TASK TO COMPLETE — Copy every line of the records below where the word "JSON" occurs.

DATA SHOWN —
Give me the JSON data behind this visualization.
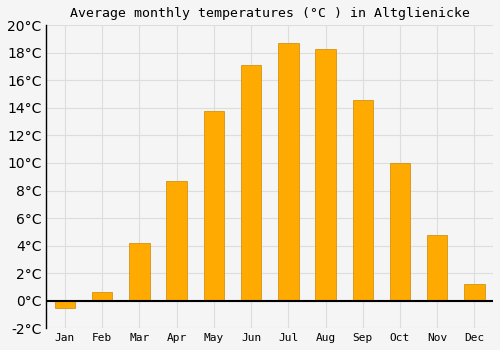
{
  "title": "Average monthly temperatures (°C ) in Altglienicke",
  "months": [
    "Jan",
    "Feb",
    "Mar",
    "Apr",
    "May",
    "Jun",
    "Jul",
    "Aug",
    "Sep",
    "Oct",
    "Nov",
    "Dec"
  ],
  "values": [
    -0.5,
    0.6,
    4.2,
    8.7,
    13.8,
    17.1,
    18.7,
    18.3,
    14.6,
    10.0,
    4.8,
    1.2
  ],
  "bar_color": "#FFAA00",
  "bar_edge_color": "#CC8800",
  "background_color": "#F5F5F5",
  "grid_color": "#DDDDDD",
  "ylim": [
    -2,
    20
  ],
  "yticks": [
    -2,
    0,
    2,
    4,
    6,
    8,
    10,
    12,
    14,
    16,
    18,
    20
  ],
  "title_fontsize": 9.5,
  "tick_fontsize": 8,
  "bar_width": 0.55
}
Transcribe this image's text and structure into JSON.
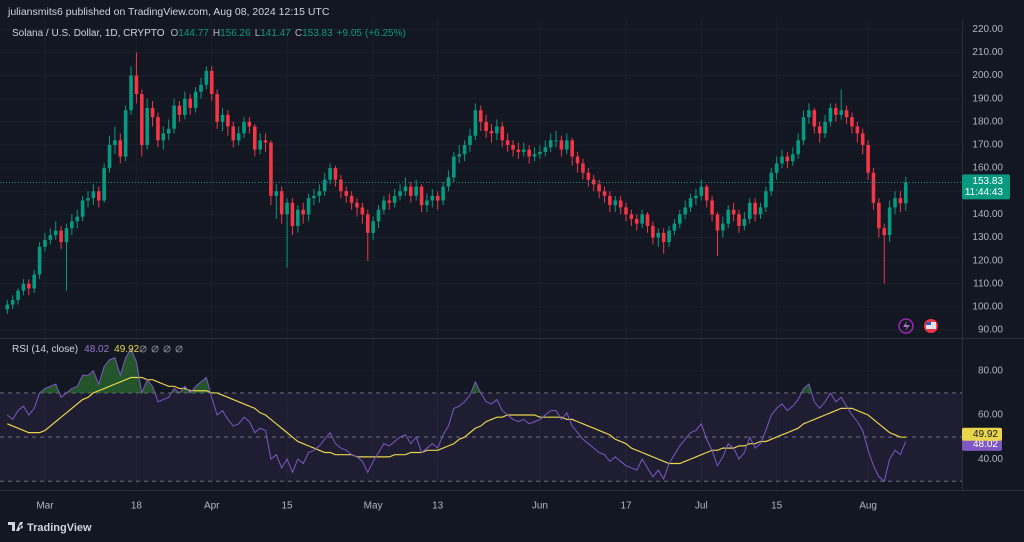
{
  "published_by": "juliansmits6 published on TradingView.com, Aug 08, 2024 12:15 UTC",
  "brand": "TradingView",
  "chart_data": [
    {
      "type": "candlestick",
      "title": "Solana / U.S. Dollar, 1D, CRYPTO",
      "ohlc_labels": [
        "O",
        "H",
        "L",
        "C"
      ],
      "change": "+9.05",
      "change_percent": "(+6.25%)",
      "countdown": "11:44:43",
      "up_color": "#089981",
      "down_color": "#f23645",
      "grid": true,
      "categories": [
        null,
        null,
        null,
        null,
        null,
        null,
        null,
        "Mar",
        null,
        null,
        null,
        null,
        null,
        null,
        null,
        null,
        null,
        null,
        null,
        null,
        null,
        null,
        null,
        null,
        "18",
        null,
        null,
        null,
        null,
        null,
        null,
        null,
        null,
        null,
        null,
        null,
        null,
        null,
        "Apr",
        null,
        null,
        null,
        null,
        null,
        null,
        null,
        null,
        null,
        null,
        null,
        null,
        null,
        "15",
        null,
        null,
        null,
        null,
        null,
        null,
        null,
        null,
        null,
        null,
        null,
        null,
        null,
        null,
        null,
        "May",
        null,
        null,
        null,
        null,
        null,
        null,
        null,
        null,
        null,
        null,
        null,
        "13",
        null,
        null,
        null,
        null,
        null,
        null,
        null,
        null,
        null,
        null,
        null,
        null,
        null,
        null,
        null,
        null,
        null,
        null,
        "Jun",
        null,
        null,
        null,
        null,
        null,
        null,
        null,
        null,
        null,
        null,
        null,
        null,
        null,
        null,
        null,
        "17",
        null,
        null,
        null,
        null,
        null,
        null,
        null,
        null,
        null,
        null,
        null,
        null,
        null,
        "Jul",
        null,
        null,
        null,
        null,
        null,
        null,
        null,
        null,
        null,
        null,
        null,
        null,
        null,
        "15",
        null,
        null,
        null,
        null,
        null,
        null,
        null,
        null,
        null,
        null,
        null,
        null,
        null,
        null,
        null,
        null,
        "Aug",
        null,
        null,
        null,
        null,
        null,
        null,
        null
      ],
      "open": [
        99,
        101,
        103,
        107,
        110,
        108,
        114,
        126,
        129,
        131,
        133,
        128,
        134,
        137,
        139,
        146,
        147,
        150,
        146,
        160,
        170,
        172,
        165,
        185,
        200,
        192,
        170,
        186,
        182,
        172,
        175,
        177,
        187,
        183,
        190,
        186,
        193,
        196,
        202,
        192,
        180,
        183,
        178,
        172,
        175,
        180,
        178,
        168,
        172,
        171,
        148,
        150,
        140,
        145,
        135,
        142,
        140,
        147,
        148,
        150,
        155,
        160,
        155,
        150,
        148,
        145,
        143,
        140,
        132,
        137,
        142,
        146,
        145,
        148,
        150,
        152,
        148,
        152,
        144,
        146,
        148,
        146,
        152,
        156,
        165,
        166,
        170,
        174,
        185,
        180,
        176,
        175,
        178,
        172,
        170,
        168,
        167,
        168,
        165,
        166,
        167,
        169,
        172,
        172,
        168,
        172,
        165,
        162,
        158,
        155,
        153,
        150,
        148,
        144,
        146,
        143,
        140,
        138,
        136,
        140,
        135,
        130,
        132,
        128,
        133,
        136,
        140,
        143,
        147,
        148,
        152,
        146,
        140,
        133,
        136,
        142,
        140,
        135,
        138,
        145,
        140,
        143,
        150,
        158,
        162,
        165,
        163,
        166,
        172,
        182,
        185,
        178,
        175,
        180,
        186,
        183,
        185,
        182,
        178,
        175,
        170,
        158,
        145,
        134,
        131,
        143,
        147,
        144.77
      ],
      "high": [
        103,
        105,
        108,
        112,
        112,
        116,
        128,
        132,
        134,
        137,
        135,
        136,
        140,
        142,
        148,
        150,
        153,
        152,
        162,
        174,
        178,
        175,
        187,
        204,
        210,
        194,
        190,
        189,
        184,
        178,
        181,
        190,
        189,
        193,
        192,
        195,
        199,
        204,
        204,
        194,
        186,
        185,
        180,
        178,
        182,
        182,
        179,
        175,
        175,
        172,
        153,
        152,
        147,
        147,
        144,
        145,
        149,
        151,
        153,
        158,
        162,
        161,
        157,
        152,
        150,
        147,
        145,
        142,
        139,
        144,
        148,
        149,
        151,
        153,
        156,
        154,
        155,
        153,
        149,
        151,
        150,
        154,
        159,
        167,
        170,
        172,
        177,
        188,
        187,
        183,
        179,
        181,
        180,
        175,
        172,
        171,
        171,
        170,
        169,
        170,
        172,
        175,
        176,
        174,
        175,
        173,
        167,
        164,
        160,
        157,
        155,
        152,
        150,
        148,
        148,
        145,
        142,
        140,
        142,
        141,
        137,
        134,
        134,
        135,
        138,
        142,
        146,
        149,
        151,
        155,
        153,
        148,
        141,
        139,
        144,
        145,
        142,
        141,
        147,
        147,
        145,
        152,
        160,
        165,
        168,
        167,
        169,
        175,
        185,
        188,
        186,
        180,
        183,
        188,
        188,
        194,
        187,
        184,
        180,
        177,
        172,
        160,
        147,
        136,
        146,
        150,
        150,
        156.26
      ],
      "low": [
        97,
        99,
        101,
        105,
        105,
        106,
        112,
        124,
        127,
        129,
        125,
        107,
        131,
        134,
        137,
        143,
        144,
        143,
        145,
        158,
        166,
        162,
        163,
        183,
        188,
        165,
        168,
        178,
        169,
        168,
        172,
        175,
        180,
        181,
        183,
        184,
        190,
        194,
        189,
        177,
        176,
        174,
        169,
        170,
        173,
        175,
        165,
        166,
        167,
        144,
        138,
        136,
        117,
        131,
        132,
        136,
        137,
        144,
        145,
        148,
        153,
        152,
        147,
        145,
        142,
        139,
        136,
        120,
        129,
        134,
        140,
        142,
        143,
        146,
        148,
        145,
        146,
        141,
        141,
        143,
        142,
        144,
        150,
        154,
        162,
        163,
        167,
        172,
        176,
        173,
        171,
        172,
        169,
        167,
        165,
        164,
        165,
        162,
        163,
        164,
        165,
        167,
        169,
        165,
        166,
        161,
        158,
        155,
        152,
        150,
        147,
        145,
        141,
        141,
        140,
        137,
        135,
        133,
        134,
        132,
        127,
        126,
        123,
        126,
        131,
        134,
        138,
        141,
        144,
        146,
        143,
        137,
        122,
        130,
        134,
        137,
        132,
        133,
        136,
        137,
        138,
        141,
        148,
        155,
        160,
        160,
        161,
        164,
        170,
        179,
        175,
        171,
        173,
        178,
        180,
        181,
        179,
        175,
        171,
        166,
        155,
        142,
        130,
        110,
        128,
        140,
        141,
        141.47
      ],
      "close": [
        101,
        103,
        107,
        110,
        108,
        114,
        126,
        129,
        131,
        133,
        128,
        134,
        137,
        139,
        146,
        147,
        150,
        146,
        160,
        170,
        172,
        165,
        185,
        200,
        192,
        170,
        186,
        182,
        172,
        175,
        177,
        187,
        183,
        190,
        186,
        193,
        196,
        202,
        192,
        180,
        183,
        178,
        172,
        175,
        180,
        178,
        168,
        172,
        171,
        148,
        150,
        140,
        145,
        135,
        142,
        140,
        147,
        148,
        150,
        155,
        160,
        155,
        150,
        148,
        145,
        143,
        140,
        132,
        137,
        142,
        146,
        145,
        148,
        150,
        152,
        148,
        152,
        144,
        146,
        148,
        146,
        152,
        156,
        165,
        166,
        170,
        174,
        185,
        180,
        176,
        175,
        178,
        172,
        170,
        168,
        167,
        168,
        165,
        166,
        167,
        169,
        172,
        172,
        168,
        172,
        165,
        162,
        158,
        155,
        153,
        150,
        148,
        144,
        146,
        143,
        140,
        138,
        136,
        140,
        135,
        130,
        132,
        128,
        133,
        136,
        140,
        143,
        147,
        148,
        152,
        146,
        140,
        133,
        136,
        142,
        140,
        135,
        138,
        145,
        140,
        143,
        150,
        158,
        162,
        165,
        163,
        166,
        172,
        182,
        185,
        178,
        175,
        180,
        186,
        183,
        185,
        182,
        178,
        175,
        170,
        158,
        145,
        134,
        131,
        143,
        147,
        144.77,
        153.83
      ],
      "ylim": [
        87,
        224
      ],
      "yticks": [
        {
          "value": 90,
          "label": "90.00"
        },
        {
          "value": 100,
          "label": "100.00"
        },
        {
          "value": 110,
          "label": "110.00"
        },
        {
          "value": 120,
          "label": "120.00"
        },
        {
          "value": 130,
          "label": "130.00"
        },
        {
          "value": 140,
          "label": "140.00"
        },
        {
          "value": 150,
          "label": "150.00"
        },
        {
          "value": 160,
          "label": "160.00"
        },
        {
          "value": 170,
          "label": "170.00"
        },
        {
          "value": 180,
          "label": "180.00"
        },
        {
          "value": 190,
          "label": "190.00"
        },
        {
          "value": 200,
          "label": "200.00"
        },
        {
          "value": 210,
          "label": "210.00"
        },
        {
          "value": 220,
          "label": "220.00"
        }
      ]
    },
    {
      "type": "line",
      "title": "RSI (14, close)",
      "ylim": [
        26,
        94
      ],
      "levels": [
        70,
        50,
        30
      ],
      "overbought_color": "#2e7d32",
      "yticks": [
        {
          "value": 40,
          "label": "40.00"
        },
        {
          "value": 60,
          "label": "60.00"
        },
        {
          "value": 80,
          "label": "80.00"
        }
      ],
      "series": [
        {
          "color": "#7e57c2",
          "values": [
            60,
            58,
            62,
            64,
            60,
            63,
            70,
            72,
            73,
            74,
            68,
            70,
            72,
            73,
            78,
            78,
            80,
            74,
            82,
            85,
            86,
            78,
            86,
            90,
            84,
            70,
            76,
            73,
            66,
            67,
            68,
            72,
            70,
            73,
            70,
            73,
            75,
            77,
            68,
            60,
            62,
            58,
            55,
            56,
            59,
            57,
            52,
            54,
            53,
            40,
            42,
            36,
            40,
            34,
            40,
            38,
            43,
            44,
            46,
            49,
            52,
            47,
            45,
            44,
            42,
            41,
            39,
            34,
            39,
            43,
            47,
            46,
            48,
            50,
            51,
            47,
            50,
            43,
            45,
            47,
            45,
            51,
            55,
            63,
            64,
            66,
            69,
            75,
            70,
            66,
            65,
            67,
            62,
            60,
            58,
            57,
            58,
            56,
            57,
            58,
            60,
            62,
            62,
            58,
            61,
            55,
            52,
            49,
            47,
            45,
            43,
            42,
            39,
            41,
            39,
            37,
            36,
            35,
            40,
            36,
            32,
            35,
            31,
            38,
            42,
            46,
            49,
            52,
            53,
            56,
            49,
            44,
            37,
            41,
            47,
            45,
            40,
            43,
            50,
            45,
            47,
            53,
            60,
            63,
            65,
            62,
            64,
            67,
            72,
            74,
            66,
            63,
            66,
            70,
            66,
            68,
            64,
            60,
            57,
            53,
            44,
            37,
            32,
            30,
            40,
            44,
            42,
            48.02
          ]
        },
        {
          "color": "#e8d44d",
          "values": [
            56,
            55,
            54,
            53,
            52,
            52,
            52,
            53,
            55,
            57,
            59,
            61,
            63,
            65,
            67,
            68,
            70,
            71,
            72,
            73,
            74,
            75,
            76,
            77,
            77,
            77,
            76,
            76,
            75,
            74,
            73,
            73,
            72,
            72,
            71,
            71,
            71,
            71,
            70,
            70,
            69,
            68,
            67,
            66,
            65,
            64,
            63,
            61,
            60,
            58,
            56,
            54,
            52,
            50,
            48,
            47,
            46,
            45,
            44,
            43,
            43,
            42,
            42,
            42,
            42,
            41,
            41,
            41,
            41,
            41,
            41,
            41,
            42,
            42,
            42,
            43,
            43,
            43,
            44,
            44,
            44,
            45,
            46,
            47,
            49,
            50,
            52,
            54,
            55,
            57,
            58,
            59,
            59,
            60,
            60,
            60,
            60,
            60,
            60,
            59,
            59,
            59,
            59,
            59,
            58,
            58,
            57,
            56,
            55,
            54,
            53,
            52,
            51,
            49,
            48,
            47,
            45,
            44,
            43,
            42,
            41,
            40,
            39,
            38,
            38,
            38,
            39,
            40,
            41,
            42,
            43,
            44,
            44,
            45,
            45,
            45,
            46,
            46,
            47,
            47,
            48,
            48,
            49,
            50,
            51,
            52,
            53,
            54,
            56,
            57,
            58,
            59,
            60,
            61,
            62,
            63,
            63,
            63,
            62,
            61,
            60,
            58,
            56,
            54,
            52,
            51,
            50,
            49.92
          ]
        }
      ]
    }
  ]
}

EXPECTED OUTPUT —
Give me the JSON data behind this visualization.
Transcribe this image's text and structure into JSON.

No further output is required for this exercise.